(Dataset entries on figures)
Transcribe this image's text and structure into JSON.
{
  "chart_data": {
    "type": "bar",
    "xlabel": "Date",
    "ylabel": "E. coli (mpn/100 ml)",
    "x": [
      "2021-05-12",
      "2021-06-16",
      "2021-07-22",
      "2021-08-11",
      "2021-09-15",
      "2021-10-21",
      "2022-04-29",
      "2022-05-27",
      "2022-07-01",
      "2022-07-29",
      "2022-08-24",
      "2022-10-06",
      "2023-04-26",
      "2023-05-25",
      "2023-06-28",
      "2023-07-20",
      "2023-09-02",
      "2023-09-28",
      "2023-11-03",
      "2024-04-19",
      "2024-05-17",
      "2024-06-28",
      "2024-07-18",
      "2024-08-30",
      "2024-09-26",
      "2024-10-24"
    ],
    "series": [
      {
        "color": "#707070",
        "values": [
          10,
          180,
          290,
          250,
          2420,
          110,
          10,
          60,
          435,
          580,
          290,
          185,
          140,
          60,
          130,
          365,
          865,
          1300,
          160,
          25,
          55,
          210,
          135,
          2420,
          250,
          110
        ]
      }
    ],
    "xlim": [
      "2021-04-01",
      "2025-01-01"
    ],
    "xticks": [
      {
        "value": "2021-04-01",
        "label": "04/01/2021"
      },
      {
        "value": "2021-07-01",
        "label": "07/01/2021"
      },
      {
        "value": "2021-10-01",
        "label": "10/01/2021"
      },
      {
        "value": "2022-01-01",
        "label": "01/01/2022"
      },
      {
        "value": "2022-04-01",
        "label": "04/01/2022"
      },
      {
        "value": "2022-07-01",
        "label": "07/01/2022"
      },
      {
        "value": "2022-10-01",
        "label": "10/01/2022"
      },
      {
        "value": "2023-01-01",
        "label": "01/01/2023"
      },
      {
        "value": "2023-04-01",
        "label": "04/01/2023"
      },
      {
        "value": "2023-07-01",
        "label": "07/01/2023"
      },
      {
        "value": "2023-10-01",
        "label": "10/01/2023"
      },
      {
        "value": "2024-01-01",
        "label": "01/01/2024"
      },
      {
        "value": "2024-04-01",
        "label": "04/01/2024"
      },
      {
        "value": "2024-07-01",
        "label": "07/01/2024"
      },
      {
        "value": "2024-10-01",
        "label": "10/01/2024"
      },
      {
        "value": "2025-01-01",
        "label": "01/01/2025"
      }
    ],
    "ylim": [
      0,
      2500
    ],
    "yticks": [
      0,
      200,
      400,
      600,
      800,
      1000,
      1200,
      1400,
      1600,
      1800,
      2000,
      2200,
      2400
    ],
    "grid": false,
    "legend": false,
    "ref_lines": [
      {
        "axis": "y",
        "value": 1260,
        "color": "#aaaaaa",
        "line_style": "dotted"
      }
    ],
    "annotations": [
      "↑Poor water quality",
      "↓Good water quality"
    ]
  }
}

Prompt
Reproduce the listing above verbatim, from first line to last.

Answer for this exercise
Transcribe this image's text and structure into JSON.
{
  "chart_data": {
    "type": "bar",
    "xlabel": "Date",
    "ylabel": "E. coli (mpn/100 ml)",
    "x": [
      "2021-05-12",
      "2021-06-16",
      "2021-07-22",
      "2021-08-11",
      "2021-09-15",
      "2021-10-21",
      "2022-04-29",
      "2022-05-27",
      "2022-07-01",
      "2022-07-29",
      "2022-08-24",
      "2022-10-06",
      "2023-04-26",
      "2023-05-25",
      "2023-06-28",
      "2023-07-20",
      "2023-09-02",
      "2023-09-28",
      "2023-11-03",
      "2024-04-19",
      "2024-05-17",
      "2024-06-28",
      "2024-07-18",
      "2024-08-30",
      "2024-09-26",
      "2024-10-24"
    ],
    "series": [
      {
        "color": "#707070",
        "values": [
          10,
          180,
          290,
          250,
          2420,
          110,
          10,
          60,
          435,
          580,
          290,
          185,
          140,
          60,
          130,
          365,
          865,
          1300,
          160,
          25,
          55,
          210,
          135,
          2420,
          250,
          110
        ]
      }
    ],
    "xlim": [
      "2021-04-01",
      "2025-01-01"
    ],
    "xticks": [
      {
        "value": "2021-04-01",
        "label": "04/01/2021"
      },
      {
        "value": "2021-07-01",
        "label": "07/01/2021"
      },
      {
        "value": "2021-10-01",
        "label": "10/01/2021"
      },
      {
        "value": "2022-01-01",
        "label": "01/01/2022"
      },
      {
        "value": "2022-04-01",
        "label": "04/01/2022"
      },
      {
        "value": "2022-07-01",
        "label": "07/01/2022"
      },
      {
        "value": "2022-10-01",
        "label": "10/01/2022"
      },
      {
        "value": "2023-01-01",
        "label": "01/01/2023"
      },
      {
        "value": "2023-04-01",
        "label": "04/01/2023"
      },
      {
        "value": "2023-07-01",
        "label": "07/01/2023"
      },
      {
        "value": "2023-10-01",
        "label": "10/01/2023"
      },
      {
        "value": "2024-01-01",
        "label": "01/01/2024"
      },
      {
        "value": "2024-04-01",
        "label": "04/01/2024"
      },
      {
        "value": "2024-07-01",
        "label": "07/01/2024"
      },
      {
        "value": "2024-10-01",
        "label": "10/01/2024"
      },
      {
        "value": "2025-01-01",
        "label": "01/01/2025"
      }
    ],
    "ylim": [
      0,
      2500
    ],
    "yticks": [
      0,
      200,
      400,
      600,
      800,
      1000,
      1200,
      1400,
      1600,
      1800,
      2000,
      2200,
      2400
    ],
    "grid": false,
    "legend": false,
    "ref_lines": [
      {
        "axis": "y",
        "value": 1260,
        "color": "#aaaaaa",
        "line_style": "dotted"
      }
    ],
    "annotations": [
      "↑Poor water quality",
      "↓Good water quality"
    ]
  }
}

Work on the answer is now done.